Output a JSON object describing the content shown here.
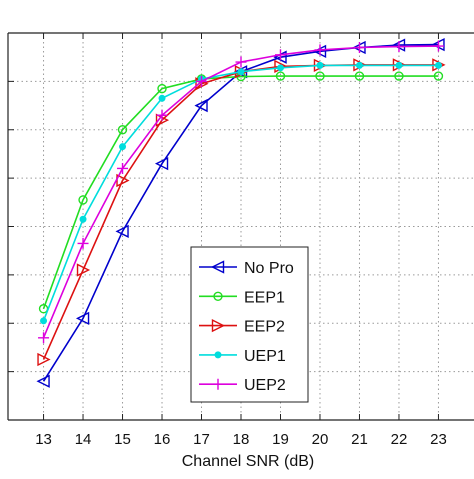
{
  "chart_data": {
    "type": "line",
    "title": "",
    "xlabel": "Channel SNR (dB)",
    "ylabel": "",
    "x": [
      13,
      14,
      15,
      16,
      17,
      18,
      19,
      20,
      21,
      22,
      23
    ],
    "xlim": [
      12.1,
      23.9
    ],
    "ylim": [
      0,
      8
    ],
    "y_ticks_labeled": false,
    "grid": true,
    "legend_position": "bottom-center",
    "series": [
      {
        "name": "No Pro",
        "color": "#0000cc",
        "marker": "triangle-left",
        "values": [
          0.8,
          2.1,
          3.9,
          5.3,
          6.5,
          7.2,
          7.5,
          7.62,
          7.7,
          7.75,
          7.76
        ]
      },
      {
        "name": "EEP1",
        "color": "#22dd22",
        "marker": "circle",
        "values": [
          2.3,
          4.55,
          6.0,
          6.85,
          7.05,
          7.1,
          7.11,
          7.11,
          7.11,
          7.11,
          7.11
        ]
      },
      {
        "name": "EEP2",
        "color": "#dd1111",
        "marker": "triangle-right",
        "values": [
          1.25,
          3.1,
          4.95,
          6.2,
          6.95,
          7.2,
          7.31,
          7.33,
          7.34,
          7.34,
          7.34
        ]
      },
      {
        "name": "UEP1",
        "color": "#00dddd",
        "marker": "dot",
        "values": [
          2.05,
          4.15,
          5.65,
          6.65,
          7.05,
          7.2,
          7.28,
          7.33,
          7.33,
          7.33,
          7.33
        ]
      },
      {
        "name": "UEP2",
        "color": "#dd00dd",
        "marker": "plus",
        "values": [
          1.7,
          3.65,
          5.2,
          6.3,
          7.0,
          7.4,
          7.55,
          7.65,
          7.7,
          7.72,
          7.73
        ]
      }
    ]
  }
}
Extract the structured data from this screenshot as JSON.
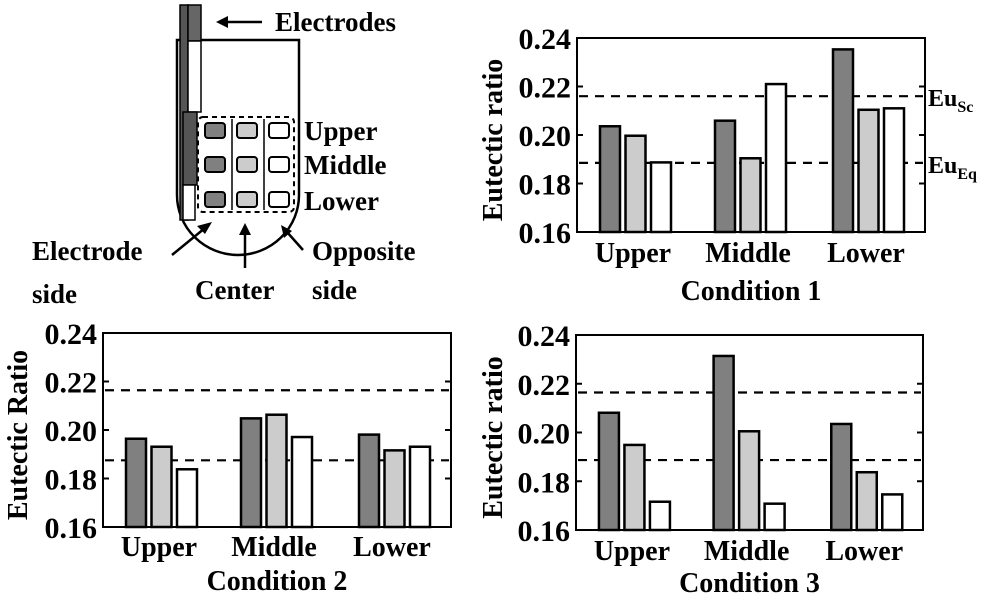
{
  "diagram": {
    "electrodes_label": "Electrodes",
    "row_labels": [
      "Upper",
      "Middle",
      "Lower"
    ],
    "electrode_side_label": [
      "Electrode",
      "side"
    ],
    "center_label": "Center",
    "opposite_side_label": [
      "Opposite",
      "side"
    ],
    "colors": {
      "electrode_side": "#808080",
      "center": "#cccccc",
      "opposite_side": "#ffffff"
    }
  },
  "chart_data": [
    {
      "type": "bar",
      "title": "Condition 1",
      "xlabel": "Condition 1",
      "ylabel": "Eutectic ratio",
      "categories": [
        "Upper",
        "Middle",
        "Lower"
      ],
      "series": [
        {
          "name": "Electrode side",
          "color": "#808080",
          "values": [
            0.2036,
            0.2059,
            0.2353
          ]
        },
        {
          "name": "Center",
          "color": "#cccccc",
          "values": [
            0.1997,
            0.1904,
            0.2104
          ]
        },
        {
          "name": "Opposite side",
          "color": "#ffffff",
          "values": [
            0.1887,
            0.221,
            0.211
          ]
        }
      ],
      "ylim": [
        0.16,
        0.24
      ],
      "yticks": [
        "0.16",
        "0.18",
        "0.20",
        "0.22",
        "0.24"
      ],
      "reference_lines": [
        {
          "value": 0.216,
          "label": "Eu",
          "sub": "Sc"
        },
        {
          "value": 0.1885,
          "label": "Eu",
          "sub": "Eq"
        }
      ]
    },
    {
      "type": "bar",
      "title": "Condition 2",
      "xlabel": "Condition 2",
      "ylabel": "Eutectic Ratio",
      "categories": [
        "Upper",
        "Middle",
        "Lower"
      ],
      "series": [
        {
          "name": "Electrode side",
          "color": "#808080",
          "values": [
            0.1964,
            0.2048,
            0.1981
          ]
        },
        {
          "name": "Center",
          "color": "#cccccc",
          "values": [
            0.1931,
            0.2063,
            0.1916
          ]
        },
        {
          "name": "Opposite side",
          "color": "#ffffff",
          "values": [
            0.1838,
            0.1971,
            0.1931
          ]
        }
      ],
      "ylim": [
        0.16,
        0.24
      ],
      "yticks": [
        "0.16",
        "0.18",
        "0.20",
        "0.22",
        "0.24"
      ],
      "reference_lines": [
        {
          "value": 0.2164
        },
        {
          "value": 0.1875
        }
      ]
    },
    {
      "type": "bar",
      "title": "Condition 3",
      "xlabel": "Condition 3",
      "ylabel": "Eutectic ratio",
      "categories": [
        "Upper",
        "Middle",
        "Lower"
      ],
      "series": [
        {
          "name": "Electrode side",
          "color": "#808080",
          "values": [
            0.2081,
            0.2314,
            0.2035
          ]
        },
        {
          "name": "Center",
          "color": "#cccccc",
          "values": [
            0.1949,
            0.2005,
            0.1837
          ]
        },
        {
          "name": "Opposite side",
          "color": "#ffffff",
          "values": [
            0.1716,
            0.1708,
            0.1746
          ]
        }
      ],
      "ylim": [
        0.16,
        0.24
      ],
      "yticks": [
        "0.16",
        "0.18",
        "0.20",
        "0.22",
        "0.24"
      ],
      "reference_lines": [
        {
          "value": 0.2164
        },
        {
          "value": 0.1887
        }
      ]
    }
  ]
}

What the task requires | Find every line that has "ylabel" in it, then return those lines.

Task response |
    "ylabel": "",
      "ylabel": "Eutectic ratio",
      "ylabel": "Eutectic Ratio",
      "ylabel": "Eutectic ratio",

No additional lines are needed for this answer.